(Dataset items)
=======

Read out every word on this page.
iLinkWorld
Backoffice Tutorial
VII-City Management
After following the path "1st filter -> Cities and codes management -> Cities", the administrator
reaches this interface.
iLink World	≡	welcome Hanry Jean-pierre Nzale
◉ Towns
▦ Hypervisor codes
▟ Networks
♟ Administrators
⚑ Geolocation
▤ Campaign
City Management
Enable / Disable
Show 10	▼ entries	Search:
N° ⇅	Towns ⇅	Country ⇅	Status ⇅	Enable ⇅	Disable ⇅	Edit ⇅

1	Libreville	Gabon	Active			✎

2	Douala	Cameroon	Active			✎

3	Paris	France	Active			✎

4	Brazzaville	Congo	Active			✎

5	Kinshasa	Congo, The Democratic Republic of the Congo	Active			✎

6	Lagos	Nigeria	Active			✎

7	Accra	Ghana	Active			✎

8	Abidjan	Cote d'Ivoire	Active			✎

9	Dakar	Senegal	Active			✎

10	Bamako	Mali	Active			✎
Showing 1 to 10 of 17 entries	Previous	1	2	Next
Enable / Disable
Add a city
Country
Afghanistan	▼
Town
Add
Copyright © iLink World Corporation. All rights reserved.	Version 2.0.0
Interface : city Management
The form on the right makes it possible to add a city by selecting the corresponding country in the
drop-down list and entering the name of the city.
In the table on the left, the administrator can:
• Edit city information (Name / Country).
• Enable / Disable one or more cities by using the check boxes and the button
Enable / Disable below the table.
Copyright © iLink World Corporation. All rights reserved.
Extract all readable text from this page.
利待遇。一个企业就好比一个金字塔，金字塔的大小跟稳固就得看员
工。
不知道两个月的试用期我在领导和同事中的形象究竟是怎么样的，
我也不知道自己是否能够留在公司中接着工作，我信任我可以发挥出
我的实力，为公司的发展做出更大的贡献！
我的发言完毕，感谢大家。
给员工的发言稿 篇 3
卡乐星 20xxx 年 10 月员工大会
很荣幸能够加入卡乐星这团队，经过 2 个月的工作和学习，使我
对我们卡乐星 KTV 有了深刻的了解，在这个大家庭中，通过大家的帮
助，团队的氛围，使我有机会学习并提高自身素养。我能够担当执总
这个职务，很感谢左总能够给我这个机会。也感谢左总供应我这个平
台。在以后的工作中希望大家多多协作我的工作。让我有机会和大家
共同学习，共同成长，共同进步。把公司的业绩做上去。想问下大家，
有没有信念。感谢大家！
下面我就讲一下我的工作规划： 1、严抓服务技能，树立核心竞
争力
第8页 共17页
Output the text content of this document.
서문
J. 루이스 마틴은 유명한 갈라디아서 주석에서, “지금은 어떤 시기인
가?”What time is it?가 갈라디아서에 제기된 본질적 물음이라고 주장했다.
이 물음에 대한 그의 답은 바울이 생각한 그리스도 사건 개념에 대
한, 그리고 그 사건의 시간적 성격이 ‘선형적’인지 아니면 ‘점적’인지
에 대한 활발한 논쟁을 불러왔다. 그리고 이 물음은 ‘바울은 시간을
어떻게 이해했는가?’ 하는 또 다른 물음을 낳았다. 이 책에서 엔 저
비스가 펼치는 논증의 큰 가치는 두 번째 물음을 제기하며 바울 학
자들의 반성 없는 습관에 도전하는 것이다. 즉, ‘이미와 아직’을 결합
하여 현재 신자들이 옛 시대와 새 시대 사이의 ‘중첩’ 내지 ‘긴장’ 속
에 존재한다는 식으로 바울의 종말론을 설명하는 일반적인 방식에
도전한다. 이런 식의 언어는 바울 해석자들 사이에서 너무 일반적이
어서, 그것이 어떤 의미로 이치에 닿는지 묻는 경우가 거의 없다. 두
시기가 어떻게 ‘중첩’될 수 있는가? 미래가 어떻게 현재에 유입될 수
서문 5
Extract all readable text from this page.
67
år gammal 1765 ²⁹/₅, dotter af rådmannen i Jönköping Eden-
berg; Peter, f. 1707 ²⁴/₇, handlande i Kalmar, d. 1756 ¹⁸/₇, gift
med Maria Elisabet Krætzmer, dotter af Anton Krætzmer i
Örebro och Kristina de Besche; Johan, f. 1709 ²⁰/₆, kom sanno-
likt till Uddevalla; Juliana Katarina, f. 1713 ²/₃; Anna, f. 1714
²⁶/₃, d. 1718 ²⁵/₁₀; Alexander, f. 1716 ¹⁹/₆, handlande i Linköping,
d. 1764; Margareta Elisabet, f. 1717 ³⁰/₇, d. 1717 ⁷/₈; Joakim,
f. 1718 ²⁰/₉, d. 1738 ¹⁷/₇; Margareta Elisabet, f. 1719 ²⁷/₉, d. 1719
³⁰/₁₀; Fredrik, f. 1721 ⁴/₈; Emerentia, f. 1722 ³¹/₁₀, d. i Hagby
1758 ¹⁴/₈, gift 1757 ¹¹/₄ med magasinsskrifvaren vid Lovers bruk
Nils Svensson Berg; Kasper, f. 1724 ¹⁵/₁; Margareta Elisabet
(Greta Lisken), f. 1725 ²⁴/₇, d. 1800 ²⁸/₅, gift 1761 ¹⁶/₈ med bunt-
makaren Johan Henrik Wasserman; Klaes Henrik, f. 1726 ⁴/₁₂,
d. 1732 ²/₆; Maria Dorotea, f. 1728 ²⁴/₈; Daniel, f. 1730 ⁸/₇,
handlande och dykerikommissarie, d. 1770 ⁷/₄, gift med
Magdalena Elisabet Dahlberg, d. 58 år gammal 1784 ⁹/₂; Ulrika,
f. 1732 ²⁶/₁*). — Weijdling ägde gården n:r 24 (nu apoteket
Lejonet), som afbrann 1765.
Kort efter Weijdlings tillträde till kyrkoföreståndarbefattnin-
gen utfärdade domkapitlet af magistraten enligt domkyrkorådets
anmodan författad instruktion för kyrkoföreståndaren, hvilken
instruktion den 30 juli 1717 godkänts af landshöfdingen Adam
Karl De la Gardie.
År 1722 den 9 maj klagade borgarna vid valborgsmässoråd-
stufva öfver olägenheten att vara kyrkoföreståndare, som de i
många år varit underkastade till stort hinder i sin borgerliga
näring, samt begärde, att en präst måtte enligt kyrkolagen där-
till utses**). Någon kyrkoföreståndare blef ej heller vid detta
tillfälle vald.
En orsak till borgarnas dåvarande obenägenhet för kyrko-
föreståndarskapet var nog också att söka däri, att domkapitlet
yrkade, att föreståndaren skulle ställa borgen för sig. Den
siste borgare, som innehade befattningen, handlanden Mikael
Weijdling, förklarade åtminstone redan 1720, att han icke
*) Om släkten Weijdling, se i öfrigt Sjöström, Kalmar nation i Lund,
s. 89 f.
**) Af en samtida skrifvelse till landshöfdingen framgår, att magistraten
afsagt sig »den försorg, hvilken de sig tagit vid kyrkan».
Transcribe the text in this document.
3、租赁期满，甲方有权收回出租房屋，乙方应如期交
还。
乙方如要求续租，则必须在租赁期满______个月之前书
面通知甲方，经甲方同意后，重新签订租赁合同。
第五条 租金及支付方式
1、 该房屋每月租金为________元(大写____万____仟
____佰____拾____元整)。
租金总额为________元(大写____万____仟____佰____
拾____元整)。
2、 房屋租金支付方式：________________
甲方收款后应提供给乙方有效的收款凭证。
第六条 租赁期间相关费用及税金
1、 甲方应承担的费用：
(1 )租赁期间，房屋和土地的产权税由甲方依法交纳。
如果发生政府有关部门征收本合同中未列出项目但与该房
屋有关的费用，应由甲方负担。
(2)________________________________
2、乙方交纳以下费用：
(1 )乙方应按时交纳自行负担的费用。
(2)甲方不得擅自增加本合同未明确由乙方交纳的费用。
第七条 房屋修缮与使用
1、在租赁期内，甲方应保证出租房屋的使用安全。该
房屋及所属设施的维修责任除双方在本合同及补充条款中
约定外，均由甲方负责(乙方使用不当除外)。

=======

**EXERCISE AIM**
Your output consists solely of the lines from the one with "Transcribe the text in this document." through the last line, copied exactly.

**WRITTEN RESPONSE**
Transcribe the text in this document.
3、租赁期满，甲方有权收回出租房屋，乙方应如期交
还。
乙方如要求续租，则必须在租赁期满______个月之前书
面通知甲方，经甲方同意后，重新签订租赁合同。
第五条 租金及支付方式
1、 该房屋每月租金为________元(大写____万____仟
____佰____拾____元整)。
租金总额为________元(大写____万____仟____佰____
拾____元整)。
2、 房屋租金支付方式：________________
甲方收款后应提供给乙方有效的收款凭证。
第六条 租赁期间相关费用及税金
1、 甲方应承担的费用：
(1 )租赁期间，房屋和土地的产权税由甲方依法交纳。
如果发生政府有关部门征收本合同中未列出项目但与该房
屋有关的费用，应由甲方负担。
(2)________________________________
2、乙方交纳以下费用：
(1 )乙方应按时交纳自行负担的费用。
(2)甲方不得擅自增加本合同未明确由乙方交纳的费用。
第七条 房屋修缮与使用
1、在租赁期内，甲方应保证出租房屋的使用安全。该
房屋及所属设施的维修责任除双方在本合同及补充条款中
约定外，均由甲方负责(乙方使用不当除外)。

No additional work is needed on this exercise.